# RECORDS FOR PROCESSING
----------------------------------------
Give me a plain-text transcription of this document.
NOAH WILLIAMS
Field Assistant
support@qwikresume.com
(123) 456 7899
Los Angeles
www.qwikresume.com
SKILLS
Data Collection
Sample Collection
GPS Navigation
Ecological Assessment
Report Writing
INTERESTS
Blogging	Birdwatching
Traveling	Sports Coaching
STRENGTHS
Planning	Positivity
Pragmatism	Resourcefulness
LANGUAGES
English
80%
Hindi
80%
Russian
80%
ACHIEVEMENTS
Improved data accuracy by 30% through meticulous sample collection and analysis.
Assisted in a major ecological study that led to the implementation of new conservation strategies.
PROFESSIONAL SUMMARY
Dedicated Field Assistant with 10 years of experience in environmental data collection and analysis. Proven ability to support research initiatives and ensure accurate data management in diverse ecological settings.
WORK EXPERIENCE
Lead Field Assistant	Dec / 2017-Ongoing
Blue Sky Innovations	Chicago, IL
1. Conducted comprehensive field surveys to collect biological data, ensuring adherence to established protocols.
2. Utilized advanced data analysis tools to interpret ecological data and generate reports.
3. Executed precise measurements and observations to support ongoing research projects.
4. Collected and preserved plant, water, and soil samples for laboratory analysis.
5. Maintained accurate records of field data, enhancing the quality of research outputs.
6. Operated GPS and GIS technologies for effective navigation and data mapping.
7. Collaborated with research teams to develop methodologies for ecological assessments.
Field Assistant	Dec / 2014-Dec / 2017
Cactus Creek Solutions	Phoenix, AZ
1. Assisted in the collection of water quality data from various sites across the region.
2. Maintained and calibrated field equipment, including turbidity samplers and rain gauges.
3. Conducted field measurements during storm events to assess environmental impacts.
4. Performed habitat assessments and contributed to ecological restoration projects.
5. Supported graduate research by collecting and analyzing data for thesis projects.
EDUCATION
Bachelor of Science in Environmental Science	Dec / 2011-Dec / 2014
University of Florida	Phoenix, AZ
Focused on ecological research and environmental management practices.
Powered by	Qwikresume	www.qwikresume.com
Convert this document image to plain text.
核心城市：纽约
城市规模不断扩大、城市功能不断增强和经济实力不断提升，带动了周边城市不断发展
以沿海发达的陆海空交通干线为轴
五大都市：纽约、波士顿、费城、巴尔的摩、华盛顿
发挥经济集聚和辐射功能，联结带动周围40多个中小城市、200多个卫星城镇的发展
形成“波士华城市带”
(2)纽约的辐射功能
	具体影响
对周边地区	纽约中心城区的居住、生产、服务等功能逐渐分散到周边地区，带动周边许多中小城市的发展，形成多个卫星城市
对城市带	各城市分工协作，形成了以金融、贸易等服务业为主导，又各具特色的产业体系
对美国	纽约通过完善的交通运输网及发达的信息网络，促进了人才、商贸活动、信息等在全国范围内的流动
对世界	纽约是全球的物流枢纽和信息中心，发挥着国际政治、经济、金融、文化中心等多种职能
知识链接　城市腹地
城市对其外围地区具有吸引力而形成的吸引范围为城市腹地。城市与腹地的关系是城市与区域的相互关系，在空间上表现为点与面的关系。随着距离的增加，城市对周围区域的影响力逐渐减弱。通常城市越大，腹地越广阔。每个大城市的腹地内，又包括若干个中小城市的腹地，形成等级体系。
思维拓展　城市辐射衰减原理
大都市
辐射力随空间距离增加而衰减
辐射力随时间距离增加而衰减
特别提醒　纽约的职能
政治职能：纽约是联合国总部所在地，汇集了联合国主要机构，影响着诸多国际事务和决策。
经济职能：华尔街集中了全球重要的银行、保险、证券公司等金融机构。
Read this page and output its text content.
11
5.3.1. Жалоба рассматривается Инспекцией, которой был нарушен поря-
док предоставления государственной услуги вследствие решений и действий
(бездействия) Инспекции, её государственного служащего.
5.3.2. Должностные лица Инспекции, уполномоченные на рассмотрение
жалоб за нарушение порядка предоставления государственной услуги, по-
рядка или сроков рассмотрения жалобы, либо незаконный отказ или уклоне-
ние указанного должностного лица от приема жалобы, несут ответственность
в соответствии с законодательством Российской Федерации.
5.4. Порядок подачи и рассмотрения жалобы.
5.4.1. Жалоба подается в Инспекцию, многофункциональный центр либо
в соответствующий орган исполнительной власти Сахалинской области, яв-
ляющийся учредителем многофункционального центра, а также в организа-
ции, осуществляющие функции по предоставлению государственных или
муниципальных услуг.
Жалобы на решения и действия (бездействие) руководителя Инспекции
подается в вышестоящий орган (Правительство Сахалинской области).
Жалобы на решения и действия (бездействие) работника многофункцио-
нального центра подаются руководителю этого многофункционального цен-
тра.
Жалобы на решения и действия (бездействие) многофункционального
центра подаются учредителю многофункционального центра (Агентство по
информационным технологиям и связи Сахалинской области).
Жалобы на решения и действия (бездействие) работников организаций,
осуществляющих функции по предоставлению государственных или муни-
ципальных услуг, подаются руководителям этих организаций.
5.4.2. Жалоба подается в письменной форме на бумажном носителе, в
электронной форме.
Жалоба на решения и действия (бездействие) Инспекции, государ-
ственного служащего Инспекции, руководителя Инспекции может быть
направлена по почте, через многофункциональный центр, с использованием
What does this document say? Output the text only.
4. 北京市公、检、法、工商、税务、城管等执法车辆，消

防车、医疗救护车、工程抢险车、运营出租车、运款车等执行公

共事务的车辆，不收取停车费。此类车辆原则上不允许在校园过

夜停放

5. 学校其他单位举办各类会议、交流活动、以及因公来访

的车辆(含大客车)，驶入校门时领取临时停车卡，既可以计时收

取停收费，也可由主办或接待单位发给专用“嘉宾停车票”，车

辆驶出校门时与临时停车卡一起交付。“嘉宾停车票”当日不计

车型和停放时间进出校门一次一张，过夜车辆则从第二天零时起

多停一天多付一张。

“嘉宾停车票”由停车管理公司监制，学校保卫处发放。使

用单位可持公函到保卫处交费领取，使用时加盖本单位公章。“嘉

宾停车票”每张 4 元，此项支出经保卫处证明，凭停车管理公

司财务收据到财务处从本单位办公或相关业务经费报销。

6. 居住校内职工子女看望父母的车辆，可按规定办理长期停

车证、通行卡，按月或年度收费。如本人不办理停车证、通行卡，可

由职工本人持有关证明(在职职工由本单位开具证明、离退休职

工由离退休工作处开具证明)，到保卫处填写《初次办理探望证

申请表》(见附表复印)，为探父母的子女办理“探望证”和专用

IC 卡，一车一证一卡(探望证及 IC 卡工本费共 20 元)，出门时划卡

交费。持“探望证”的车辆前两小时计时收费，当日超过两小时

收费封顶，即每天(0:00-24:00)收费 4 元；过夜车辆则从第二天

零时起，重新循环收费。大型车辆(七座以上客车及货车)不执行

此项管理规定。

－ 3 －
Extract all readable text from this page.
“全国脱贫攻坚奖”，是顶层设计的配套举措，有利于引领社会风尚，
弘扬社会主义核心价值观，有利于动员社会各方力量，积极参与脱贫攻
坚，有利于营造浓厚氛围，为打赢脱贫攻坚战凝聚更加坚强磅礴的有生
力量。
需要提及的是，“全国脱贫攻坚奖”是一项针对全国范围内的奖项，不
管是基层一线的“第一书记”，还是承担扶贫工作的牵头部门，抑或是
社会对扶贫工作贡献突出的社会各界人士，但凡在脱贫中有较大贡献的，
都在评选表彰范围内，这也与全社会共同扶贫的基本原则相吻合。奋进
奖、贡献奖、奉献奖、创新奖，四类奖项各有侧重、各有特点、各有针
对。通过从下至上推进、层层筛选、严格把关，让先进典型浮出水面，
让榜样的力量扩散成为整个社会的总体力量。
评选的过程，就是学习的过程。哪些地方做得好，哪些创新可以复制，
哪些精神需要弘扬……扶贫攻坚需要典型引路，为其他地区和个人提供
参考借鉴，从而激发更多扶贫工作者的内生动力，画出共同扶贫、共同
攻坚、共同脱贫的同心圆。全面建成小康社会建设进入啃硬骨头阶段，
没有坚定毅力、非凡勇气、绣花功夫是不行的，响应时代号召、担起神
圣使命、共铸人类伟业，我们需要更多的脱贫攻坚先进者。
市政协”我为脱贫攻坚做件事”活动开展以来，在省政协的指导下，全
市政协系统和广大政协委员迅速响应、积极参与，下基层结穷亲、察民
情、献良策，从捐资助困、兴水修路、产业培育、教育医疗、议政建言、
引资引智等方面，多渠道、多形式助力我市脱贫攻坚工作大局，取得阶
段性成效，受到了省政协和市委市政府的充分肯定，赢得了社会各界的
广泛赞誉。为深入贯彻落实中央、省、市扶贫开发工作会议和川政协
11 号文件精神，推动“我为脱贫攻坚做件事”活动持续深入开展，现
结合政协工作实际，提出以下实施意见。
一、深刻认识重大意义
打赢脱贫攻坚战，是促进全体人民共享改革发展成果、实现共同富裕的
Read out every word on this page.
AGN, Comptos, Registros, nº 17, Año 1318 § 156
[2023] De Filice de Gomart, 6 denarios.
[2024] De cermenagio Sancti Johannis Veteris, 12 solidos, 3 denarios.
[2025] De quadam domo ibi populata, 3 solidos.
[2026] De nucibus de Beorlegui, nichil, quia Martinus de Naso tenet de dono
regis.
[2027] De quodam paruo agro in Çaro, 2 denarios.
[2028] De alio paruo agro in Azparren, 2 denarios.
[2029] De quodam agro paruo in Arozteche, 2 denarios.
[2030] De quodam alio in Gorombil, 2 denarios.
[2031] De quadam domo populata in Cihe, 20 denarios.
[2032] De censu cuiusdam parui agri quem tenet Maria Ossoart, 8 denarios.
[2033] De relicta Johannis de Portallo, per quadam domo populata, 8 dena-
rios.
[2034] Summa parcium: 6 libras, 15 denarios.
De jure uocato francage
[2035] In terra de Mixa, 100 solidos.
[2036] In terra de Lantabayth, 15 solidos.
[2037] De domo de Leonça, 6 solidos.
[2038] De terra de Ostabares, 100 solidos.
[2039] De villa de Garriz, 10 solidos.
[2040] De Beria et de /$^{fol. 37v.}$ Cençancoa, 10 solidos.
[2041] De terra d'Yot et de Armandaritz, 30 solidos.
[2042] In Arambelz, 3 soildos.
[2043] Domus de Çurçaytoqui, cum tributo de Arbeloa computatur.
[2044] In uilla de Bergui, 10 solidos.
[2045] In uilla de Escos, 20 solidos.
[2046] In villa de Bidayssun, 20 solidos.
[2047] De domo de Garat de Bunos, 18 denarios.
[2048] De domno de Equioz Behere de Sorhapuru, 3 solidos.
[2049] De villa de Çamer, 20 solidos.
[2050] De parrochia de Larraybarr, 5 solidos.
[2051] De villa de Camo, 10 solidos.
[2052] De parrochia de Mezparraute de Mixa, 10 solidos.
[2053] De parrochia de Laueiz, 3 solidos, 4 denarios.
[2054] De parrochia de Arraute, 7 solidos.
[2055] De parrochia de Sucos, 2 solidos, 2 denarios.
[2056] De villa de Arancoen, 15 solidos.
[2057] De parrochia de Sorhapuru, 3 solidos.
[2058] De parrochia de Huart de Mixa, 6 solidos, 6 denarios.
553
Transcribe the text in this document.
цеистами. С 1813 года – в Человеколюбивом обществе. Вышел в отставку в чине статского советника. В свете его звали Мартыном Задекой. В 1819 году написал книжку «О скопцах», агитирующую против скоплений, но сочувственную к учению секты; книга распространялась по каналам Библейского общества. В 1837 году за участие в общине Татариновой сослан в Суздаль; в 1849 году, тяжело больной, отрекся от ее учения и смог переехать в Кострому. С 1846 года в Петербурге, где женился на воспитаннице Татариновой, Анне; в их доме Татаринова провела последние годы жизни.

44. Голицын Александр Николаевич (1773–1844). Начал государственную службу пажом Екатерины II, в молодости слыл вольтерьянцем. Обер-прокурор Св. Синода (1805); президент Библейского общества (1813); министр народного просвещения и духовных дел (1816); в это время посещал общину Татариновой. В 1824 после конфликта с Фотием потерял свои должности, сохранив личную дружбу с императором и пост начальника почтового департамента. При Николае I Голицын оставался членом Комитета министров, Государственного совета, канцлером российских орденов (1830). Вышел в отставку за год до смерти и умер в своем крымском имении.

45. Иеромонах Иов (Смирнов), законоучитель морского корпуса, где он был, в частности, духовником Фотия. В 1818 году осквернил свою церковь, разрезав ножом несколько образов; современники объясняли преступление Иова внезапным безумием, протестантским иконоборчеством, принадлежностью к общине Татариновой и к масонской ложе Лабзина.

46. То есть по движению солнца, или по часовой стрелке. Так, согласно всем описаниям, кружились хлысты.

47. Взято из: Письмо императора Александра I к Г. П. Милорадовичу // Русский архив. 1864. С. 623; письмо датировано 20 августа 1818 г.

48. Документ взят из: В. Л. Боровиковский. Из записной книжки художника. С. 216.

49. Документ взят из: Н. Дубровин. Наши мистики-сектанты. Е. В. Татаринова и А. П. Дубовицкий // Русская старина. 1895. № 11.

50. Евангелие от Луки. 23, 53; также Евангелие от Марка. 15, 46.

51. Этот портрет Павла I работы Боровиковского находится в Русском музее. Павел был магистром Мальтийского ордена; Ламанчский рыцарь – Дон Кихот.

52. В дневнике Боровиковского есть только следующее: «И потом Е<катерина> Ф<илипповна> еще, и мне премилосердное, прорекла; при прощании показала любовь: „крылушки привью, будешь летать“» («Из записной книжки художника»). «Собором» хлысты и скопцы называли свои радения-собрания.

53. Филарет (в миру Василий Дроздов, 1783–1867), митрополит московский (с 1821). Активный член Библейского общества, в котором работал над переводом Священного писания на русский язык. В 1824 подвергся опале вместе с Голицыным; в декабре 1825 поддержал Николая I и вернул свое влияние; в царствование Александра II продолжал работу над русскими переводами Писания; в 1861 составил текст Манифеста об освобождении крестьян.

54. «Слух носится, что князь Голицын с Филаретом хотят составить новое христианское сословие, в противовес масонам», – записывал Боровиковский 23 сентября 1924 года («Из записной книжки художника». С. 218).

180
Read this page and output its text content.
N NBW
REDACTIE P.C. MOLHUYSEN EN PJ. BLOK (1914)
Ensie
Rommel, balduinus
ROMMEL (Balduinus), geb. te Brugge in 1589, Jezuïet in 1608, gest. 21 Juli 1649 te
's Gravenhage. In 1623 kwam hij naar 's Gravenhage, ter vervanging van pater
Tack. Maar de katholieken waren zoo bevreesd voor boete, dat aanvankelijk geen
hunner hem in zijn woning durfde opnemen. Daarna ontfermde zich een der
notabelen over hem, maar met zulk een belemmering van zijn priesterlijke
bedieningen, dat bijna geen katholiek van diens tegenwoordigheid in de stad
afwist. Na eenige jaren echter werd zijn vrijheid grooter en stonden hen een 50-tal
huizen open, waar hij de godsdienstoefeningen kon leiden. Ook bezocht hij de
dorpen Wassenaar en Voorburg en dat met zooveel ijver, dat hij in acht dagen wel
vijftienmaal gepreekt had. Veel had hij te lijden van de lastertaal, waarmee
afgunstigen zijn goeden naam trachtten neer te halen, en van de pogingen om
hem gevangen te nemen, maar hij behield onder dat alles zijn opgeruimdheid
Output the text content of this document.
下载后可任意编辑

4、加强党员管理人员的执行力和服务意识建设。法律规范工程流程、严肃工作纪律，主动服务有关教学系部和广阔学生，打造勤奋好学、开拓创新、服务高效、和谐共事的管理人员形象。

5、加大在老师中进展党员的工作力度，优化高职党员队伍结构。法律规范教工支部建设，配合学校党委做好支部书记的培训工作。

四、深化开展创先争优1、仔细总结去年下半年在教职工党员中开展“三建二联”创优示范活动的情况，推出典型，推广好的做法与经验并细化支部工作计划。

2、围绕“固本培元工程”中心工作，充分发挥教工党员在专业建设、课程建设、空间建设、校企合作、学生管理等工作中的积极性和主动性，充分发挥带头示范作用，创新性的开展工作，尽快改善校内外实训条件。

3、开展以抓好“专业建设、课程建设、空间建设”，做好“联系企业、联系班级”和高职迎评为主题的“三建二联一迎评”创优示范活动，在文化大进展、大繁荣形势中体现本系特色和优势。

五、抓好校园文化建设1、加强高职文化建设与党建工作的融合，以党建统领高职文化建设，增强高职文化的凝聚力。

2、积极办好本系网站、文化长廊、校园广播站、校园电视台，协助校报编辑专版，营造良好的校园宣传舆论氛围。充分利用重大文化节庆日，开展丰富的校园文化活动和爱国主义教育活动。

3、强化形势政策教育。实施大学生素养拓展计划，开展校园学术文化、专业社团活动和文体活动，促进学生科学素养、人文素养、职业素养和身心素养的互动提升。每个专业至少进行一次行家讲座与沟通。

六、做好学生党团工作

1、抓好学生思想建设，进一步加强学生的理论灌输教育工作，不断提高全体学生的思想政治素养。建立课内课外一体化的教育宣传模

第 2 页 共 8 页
----------------------------------------
# AIM OF THE EXERCISE
Return every line holding the word "我为脱贫攻坚做件事" from the records.

# ANSWER TO THIS PROBLEM
市政协”我为脱贫攻坚做件事”活动开展以来，在省政协的指导下，全
11 号文件精神，推动“我为脱贫攻坚做件事”活动持续深入开展，现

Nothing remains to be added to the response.